:: What the task requires ::
Retype the material that follows, keeping every word as it is.

:: Extracted records ::
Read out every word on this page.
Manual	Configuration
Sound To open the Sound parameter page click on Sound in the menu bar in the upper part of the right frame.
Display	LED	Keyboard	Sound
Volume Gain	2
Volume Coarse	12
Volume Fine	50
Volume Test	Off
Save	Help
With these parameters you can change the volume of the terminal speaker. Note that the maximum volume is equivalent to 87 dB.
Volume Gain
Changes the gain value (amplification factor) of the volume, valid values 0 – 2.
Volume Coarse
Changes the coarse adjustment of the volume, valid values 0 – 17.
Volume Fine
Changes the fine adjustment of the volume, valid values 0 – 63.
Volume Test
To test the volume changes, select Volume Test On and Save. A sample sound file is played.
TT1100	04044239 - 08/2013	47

:: Answer to the task ::
Read out every word on this page.
Manual	Configuration
Sound To open the Sound parameter page click on Sound in the menu bar in the upper part of the right frame.
Display	LED	Keyboard	Sound
Volume Gain	2
Volume Coarse	12
Volume Fine	50
Volume Test	Off
Save	Help
With these parameters you can change the volume of the terminal speaker. Note that the maximum volume is equivalent to 87 dB.
Volume Gain
Changes the gain value (amplification factor) of the volume, valid values 0 – 2.
Volume Coarse
Changes the coarse adjustment of the volume, valid values 0 – 17.
Volume Fine
Changes the fine adjustment of the volume, valid values 0 – 63.
Volume Test
To test the volume changes, select Volume Test On and Save. A sample sound file is played.
TT1100	04044239 - 08/2013	47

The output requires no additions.